- PROVIDED PASSAGE
[START]
Salesforce Developer Conference with Guy Kawasaki (Business Web Apps are becoming a big deal - My thoughts from attending yesterday) - gibsonf1

======
gibsonf1
My cofounder and I went to the Salesforce Developer Conference in Santa Clara
yesterday. The highlight was Guy Kawasaki's extremely entertaining talk. He
also included some very good advice on getting funding - specifically to keep
any slide presentation to investors to a total of 10 slides, and he included
what should be on them. (I'll be getting those in the email soon - if you're
interested let me know.) Also, his very humorous point that you should keep
your presentation point size to a maximum of 50% of the maximum age of your
audience, usually 30 points.

I think the technical highlight was seeing Adobe's Flex and Apollo in action.
Truly impressive. Salesforce has also opened their API for mashups and created
their own language, APEX, run on their "cloud" that developers can use. Their
idea is to create a high value platform on which business applications can be
built and communicate with other business data. Google was there as well,
demonstrating how to connect salesforce to Google apps.
[END]
- RECORDED DATA
[START]
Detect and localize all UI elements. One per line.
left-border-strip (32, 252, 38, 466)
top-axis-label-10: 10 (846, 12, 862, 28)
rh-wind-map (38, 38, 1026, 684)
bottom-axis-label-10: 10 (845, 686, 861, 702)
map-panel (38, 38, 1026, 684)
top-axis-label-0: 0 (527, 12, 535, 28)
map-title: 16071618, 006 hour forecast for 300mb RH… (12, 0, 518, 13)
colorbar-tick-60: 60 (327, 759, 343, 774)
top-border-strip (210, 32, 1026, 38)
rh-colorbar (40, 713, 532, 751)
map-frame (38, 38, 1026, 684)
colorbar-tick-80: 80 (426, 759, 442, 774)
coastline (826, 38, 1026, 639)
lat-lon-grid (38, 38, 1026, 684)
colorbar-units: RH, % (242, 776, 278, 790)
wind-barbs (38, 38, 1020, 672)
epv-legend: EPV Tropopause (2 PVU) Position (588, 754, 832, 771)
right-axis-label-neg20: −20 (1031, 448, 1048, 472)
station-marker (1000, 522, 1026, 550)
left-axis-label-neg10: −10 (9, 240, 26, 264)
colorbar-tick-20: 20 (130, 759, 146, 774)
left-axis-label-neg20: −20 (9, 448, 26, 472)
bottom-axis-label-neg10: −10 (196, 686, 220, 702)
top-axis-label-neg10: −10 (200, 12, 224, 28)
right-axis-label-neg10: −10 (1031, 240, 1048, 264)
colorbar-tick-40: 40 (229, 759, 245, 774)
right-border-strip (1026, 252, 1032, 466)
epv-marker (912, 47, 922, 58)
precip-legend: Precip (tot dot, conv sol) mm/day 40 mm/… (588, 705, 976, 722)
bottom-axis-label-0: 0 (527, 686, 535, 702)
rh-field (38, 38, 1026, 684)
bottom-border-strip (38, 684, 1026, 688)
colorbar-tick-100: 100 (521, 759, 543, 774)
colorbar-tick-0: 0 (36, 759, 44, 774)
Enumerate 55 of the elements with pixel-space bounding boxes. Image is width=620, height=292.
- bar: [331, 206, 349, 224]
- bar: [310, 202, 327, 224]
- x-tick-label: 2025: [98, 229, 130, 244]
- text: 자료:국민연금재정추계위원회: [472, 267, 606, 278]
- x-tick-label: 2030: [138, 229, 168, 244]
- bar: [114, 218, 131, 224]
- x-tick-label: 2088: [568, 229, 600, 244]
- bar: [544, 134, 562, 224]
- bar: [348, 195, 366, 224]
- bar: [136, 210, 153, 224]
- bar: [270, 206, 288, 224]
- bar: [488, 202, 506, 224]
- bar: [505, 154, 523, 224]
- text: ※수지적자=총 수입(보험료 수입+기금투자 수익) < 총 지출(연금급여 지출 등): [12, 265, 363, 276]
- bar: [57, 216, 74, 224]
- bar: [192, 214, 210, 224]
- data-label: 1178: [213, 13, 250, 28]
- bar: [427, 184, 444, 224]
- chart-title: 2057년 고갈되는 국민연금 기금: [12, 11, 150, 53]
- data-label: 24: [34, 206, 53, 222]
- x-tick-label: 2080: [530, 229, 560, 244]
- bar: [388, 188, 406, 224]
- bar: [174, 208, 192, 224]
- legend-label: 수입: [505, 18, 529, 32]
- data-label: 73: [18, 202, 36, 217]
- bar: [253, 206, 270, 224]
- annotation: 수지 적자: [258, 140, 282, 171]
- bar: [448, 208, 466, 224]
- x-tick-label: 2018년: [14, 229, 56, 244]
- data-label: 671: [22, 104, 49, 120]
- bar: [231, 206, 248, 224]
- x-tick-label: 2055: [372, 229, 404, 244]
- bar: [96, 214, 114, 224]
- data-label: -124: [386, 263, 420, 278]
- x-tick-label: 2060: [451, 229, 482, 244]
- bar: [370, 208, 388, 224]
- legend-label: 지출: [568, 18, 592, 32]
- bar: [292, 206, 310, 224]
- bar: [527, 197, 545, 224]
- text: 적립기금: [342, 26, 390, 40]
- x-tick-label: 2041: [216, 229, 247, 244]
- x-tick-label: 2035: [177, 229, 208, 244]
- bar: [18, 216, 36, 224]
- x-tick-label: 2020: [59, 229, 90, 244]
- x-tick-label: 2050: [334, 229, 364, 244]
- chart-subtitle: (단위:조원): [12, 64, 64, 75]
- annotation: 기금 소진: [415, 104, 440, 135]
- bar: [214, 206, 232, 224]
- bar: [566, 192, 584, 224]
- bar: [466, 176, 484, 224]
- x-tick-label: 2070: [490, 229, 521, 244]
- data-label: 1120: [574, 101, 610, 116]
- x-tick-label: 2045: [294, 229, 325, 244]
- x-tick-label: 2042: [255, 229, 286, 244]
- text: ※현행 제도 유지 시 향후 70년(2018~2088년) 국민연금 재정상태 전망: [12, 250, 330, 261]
[END]
- BRIEF 1
According to the forum post about the Salesforce Developer Conference, what is the name of the language Salesforce created for developers?
- BRIEF 2
Retype the forum post about the Salesforce Developer Conference from "Salesforce Developer Conference with" to "usually 30 points.".

- WRITTEN SOLUTION 1
APEX.

- WRITTEN SOLUTION 2
Salesforce Developer Conference with Guy Kawasaki (Business Web Apps are becoming a big deal - My thoughts from attending yesterday) - gibsonf1

======
gibsonf1
My cofounder and I went to the Salesforce Developer Conference in Santa Clara
yesterday. The highlight was Guy Kawasaki's extremely entertaining talk. He
also included some very good advice on getting funding - specifically to keep
any slide presentation to investors to a total of 10 slides, and he included
what should be on them. (I'll be getting those in the email soon - if you're
interested let me know.) Also, his very humorous point that you should keep
your presentation point size to a maximum of 50% of the maximum age of your
audience, usually 30 points.